§ **Aim**
From the entries below, copy out every line with "data" in it.
>> Begin
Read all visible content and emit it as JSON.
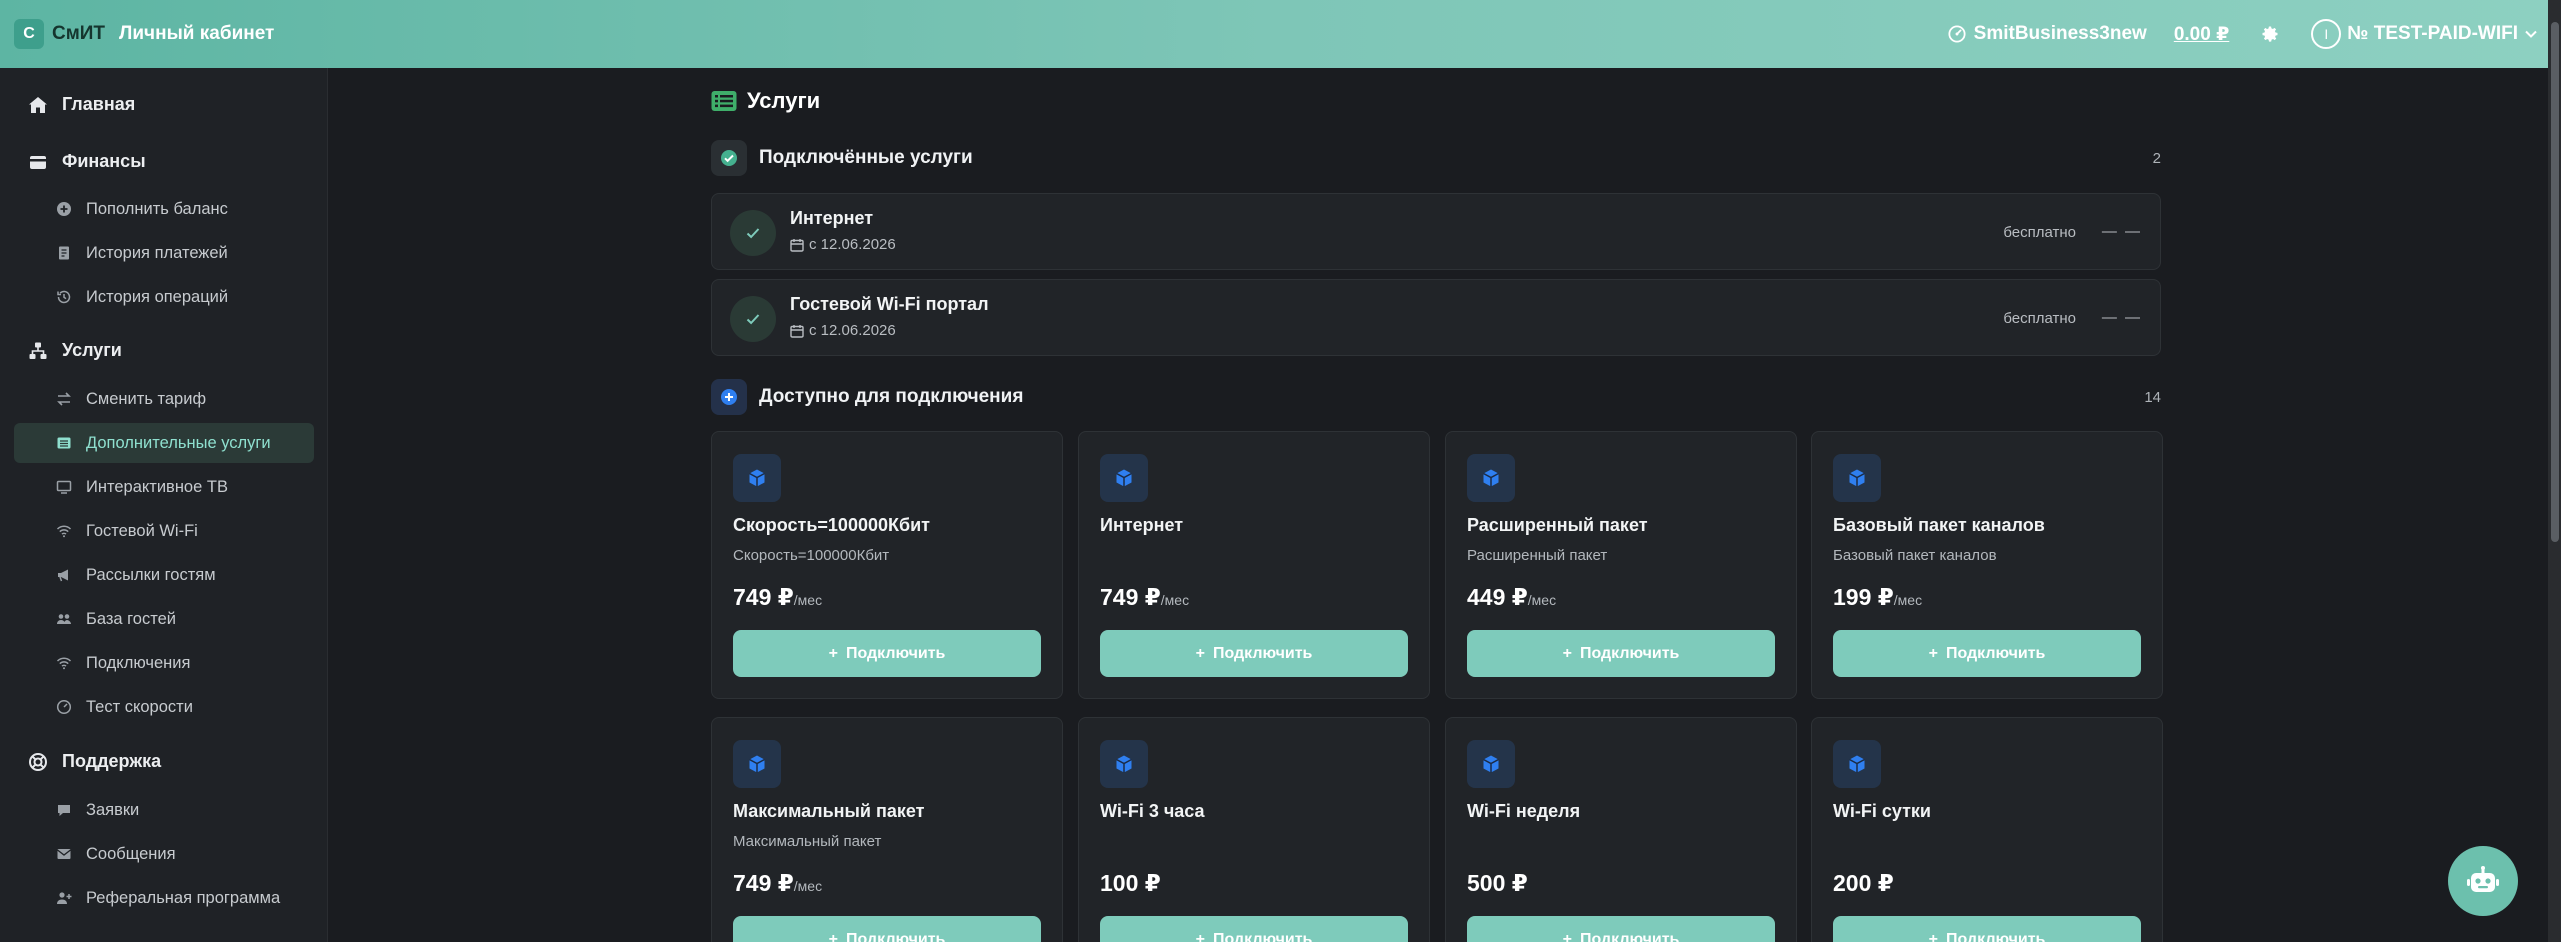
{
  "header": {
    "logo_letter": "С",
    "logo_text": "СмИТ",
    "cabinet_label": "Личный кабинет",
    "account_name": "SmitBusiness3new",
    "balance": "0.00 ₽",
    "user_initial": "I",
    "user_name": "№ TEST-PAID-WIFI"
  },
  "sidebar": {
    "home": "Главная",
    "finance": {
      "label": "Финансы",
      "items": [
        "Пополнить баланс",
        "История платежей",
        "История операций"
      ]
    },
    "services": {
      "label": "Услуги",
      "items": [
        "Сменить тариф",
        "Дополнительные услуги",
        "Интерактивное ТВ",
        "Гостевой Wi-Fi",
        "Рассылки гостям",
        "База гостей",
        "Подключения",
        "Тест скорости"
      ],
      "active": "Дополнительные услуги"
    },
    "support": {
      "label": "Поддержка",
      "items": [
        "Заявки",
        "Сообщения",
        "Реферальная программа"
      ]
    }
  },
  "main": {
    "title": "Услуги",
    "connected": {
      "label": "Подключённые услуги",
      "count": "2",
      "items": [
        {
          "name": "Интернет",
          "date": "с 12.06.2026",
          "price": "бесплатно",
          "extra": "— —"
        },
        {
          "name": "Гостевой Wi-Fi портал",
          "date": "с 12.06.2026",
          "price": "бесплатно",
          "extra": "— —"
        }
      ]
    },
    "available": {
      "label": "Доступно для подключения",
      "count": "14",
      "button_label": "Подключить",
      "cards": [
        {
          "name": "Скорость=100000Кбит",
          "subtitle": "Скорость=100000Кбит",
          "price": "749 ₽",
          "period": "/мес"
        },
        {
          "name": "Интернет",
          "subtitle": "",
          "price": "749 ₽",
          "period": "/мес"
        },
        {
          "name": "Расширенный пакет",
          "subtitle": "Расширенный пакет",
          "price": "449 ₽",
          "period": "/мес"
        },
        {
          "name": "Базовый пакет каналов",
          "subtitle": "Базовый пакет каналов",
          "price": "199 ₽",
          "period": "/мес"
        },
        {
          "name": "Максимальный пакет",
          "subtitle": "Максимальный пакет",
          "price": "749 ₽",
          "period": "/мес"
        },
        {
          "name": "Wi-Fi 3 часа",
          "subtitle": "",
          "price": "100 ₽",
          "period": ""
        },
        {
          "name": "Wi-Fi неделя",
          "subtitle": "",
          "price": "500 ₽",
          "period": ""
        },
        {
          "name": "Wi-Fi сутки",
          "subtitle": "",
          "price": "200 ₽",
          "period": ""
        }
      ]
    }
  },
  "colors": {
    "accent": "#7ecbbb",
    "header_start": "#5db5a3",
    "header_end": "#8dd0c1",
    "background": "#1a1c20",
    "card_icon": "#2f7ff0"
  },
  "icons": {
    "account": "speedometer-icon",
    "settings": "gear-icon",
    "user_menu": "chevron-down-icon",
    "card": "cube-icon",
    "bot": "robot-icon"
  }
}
>> End
>> Begin
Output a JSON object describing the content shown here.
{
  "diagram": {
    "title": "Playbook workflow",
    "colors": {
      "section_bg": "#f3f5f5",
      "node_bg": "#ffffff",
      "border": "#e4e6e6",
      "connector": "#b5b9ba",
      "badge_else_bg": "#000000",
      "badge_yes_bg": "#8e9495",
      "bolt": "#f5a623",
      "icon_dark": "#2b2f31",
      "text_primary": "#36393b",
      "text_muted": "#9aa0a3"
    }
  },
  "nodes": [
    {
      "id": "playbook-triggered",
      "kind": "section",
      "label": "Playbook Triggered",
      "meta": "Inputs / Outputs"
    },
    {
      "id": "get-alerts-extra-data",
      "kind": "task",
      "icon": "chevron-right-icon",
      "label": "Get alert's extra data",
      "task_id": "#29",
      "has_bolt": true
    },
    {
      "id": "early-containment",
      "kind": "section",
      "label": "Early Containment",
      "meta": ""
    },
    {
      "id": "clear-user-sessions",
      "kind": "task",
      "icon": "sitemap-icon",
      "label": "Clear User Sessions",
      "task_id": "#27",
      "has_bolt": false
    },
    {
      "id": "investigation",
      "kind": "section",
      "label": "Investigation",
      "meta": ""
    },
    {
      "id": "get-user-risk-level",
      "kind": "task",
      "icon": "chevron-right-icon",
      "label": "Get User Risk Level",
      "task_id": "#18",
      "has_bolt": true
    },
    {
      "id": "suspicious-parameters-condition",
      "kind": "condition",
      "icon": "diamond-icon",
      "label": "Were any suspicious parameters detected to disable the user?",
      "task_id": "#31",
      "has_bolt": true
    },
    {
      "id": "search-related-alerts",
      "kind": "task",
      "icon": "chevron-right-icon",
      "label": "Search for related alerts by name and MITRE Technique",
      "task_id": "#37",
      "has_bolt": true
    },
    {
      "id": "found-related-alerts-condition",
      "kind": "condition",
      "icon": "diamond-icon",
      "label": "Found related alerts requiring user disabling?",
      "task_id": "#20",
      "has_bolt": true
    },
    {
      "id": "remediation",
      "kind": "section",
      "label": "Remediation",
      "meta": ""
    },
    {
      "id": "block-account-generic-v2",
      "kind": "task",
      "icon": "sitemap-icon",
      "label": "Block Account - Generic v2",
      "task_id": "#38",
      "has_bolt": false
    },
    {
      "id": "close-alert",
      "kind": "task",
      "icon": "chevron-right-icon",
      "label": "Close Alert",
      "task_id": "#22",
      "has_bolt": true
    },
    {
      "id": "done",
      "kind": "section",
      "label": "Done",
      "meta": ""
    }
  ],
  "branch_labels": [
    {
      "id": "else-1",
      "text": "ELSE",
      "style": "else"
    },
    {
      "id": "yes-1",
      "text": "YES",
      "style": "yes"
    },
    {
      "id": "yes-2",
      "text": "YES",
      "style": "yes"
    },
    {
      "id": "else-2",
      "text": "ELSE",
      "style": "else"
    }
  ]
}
>> End
>> Begin
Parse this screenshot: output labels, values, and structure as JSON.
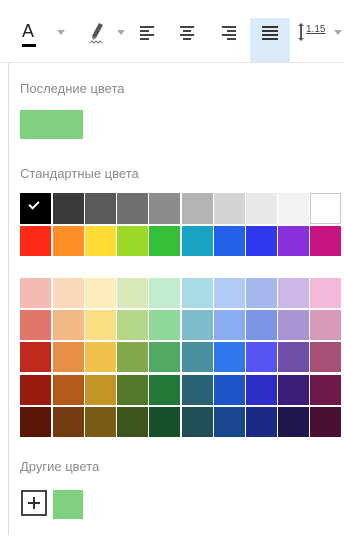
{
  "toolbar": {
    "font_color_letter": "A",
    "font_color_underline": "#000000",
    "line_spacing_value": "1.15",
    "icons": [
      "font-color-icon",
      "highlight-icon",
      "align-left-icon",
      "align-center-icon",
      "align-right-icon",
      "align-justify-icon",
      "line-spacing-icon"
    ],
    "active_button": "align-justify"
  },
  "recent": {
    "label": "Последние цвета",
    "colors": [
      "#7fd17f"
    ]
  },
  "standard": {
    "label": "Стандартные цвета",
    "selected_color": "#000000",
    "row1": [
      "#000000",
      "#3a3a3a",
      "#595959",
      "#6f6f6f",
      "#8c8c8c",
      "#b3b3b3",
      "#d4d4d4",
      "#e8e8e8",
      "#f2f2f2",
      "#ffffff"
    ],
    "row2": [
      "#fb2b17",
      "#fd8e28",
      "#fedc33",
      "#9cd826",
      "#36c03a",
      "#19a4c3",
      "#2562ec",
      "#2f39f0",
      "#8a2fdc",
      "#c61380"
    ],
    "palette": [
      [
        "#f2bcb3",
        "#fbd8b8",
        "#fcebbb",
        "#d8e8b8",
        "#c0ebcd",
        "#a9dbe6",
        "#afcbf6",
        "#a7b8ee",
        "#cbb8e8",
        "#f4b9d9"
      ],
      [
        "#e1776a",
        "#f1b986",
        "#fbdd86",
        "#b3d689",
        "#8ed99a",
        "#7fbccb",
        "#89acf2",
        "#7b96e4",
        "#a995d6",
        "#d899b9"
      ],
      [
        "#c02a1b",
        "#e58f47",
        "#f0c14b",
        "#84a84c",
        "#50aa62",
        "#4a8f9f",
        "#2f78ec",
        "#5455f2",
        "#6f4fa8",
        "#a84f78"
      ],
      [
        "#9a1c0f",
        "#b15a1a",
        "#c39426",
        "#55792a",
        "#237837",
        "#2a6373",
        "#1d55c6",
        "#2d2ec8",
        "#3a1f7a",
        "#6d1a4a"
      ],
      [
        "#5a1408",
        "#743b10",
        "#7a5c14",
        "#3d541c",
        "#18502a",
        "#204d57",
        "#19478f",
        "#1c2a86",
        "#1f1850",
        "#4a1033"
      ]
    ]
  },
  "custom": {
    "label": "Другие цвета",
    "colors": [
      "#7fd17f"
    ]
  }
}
>> End
§ **The answer**
      "id": "get-alerts-extra-data",
      "label": "Get alert's extra data",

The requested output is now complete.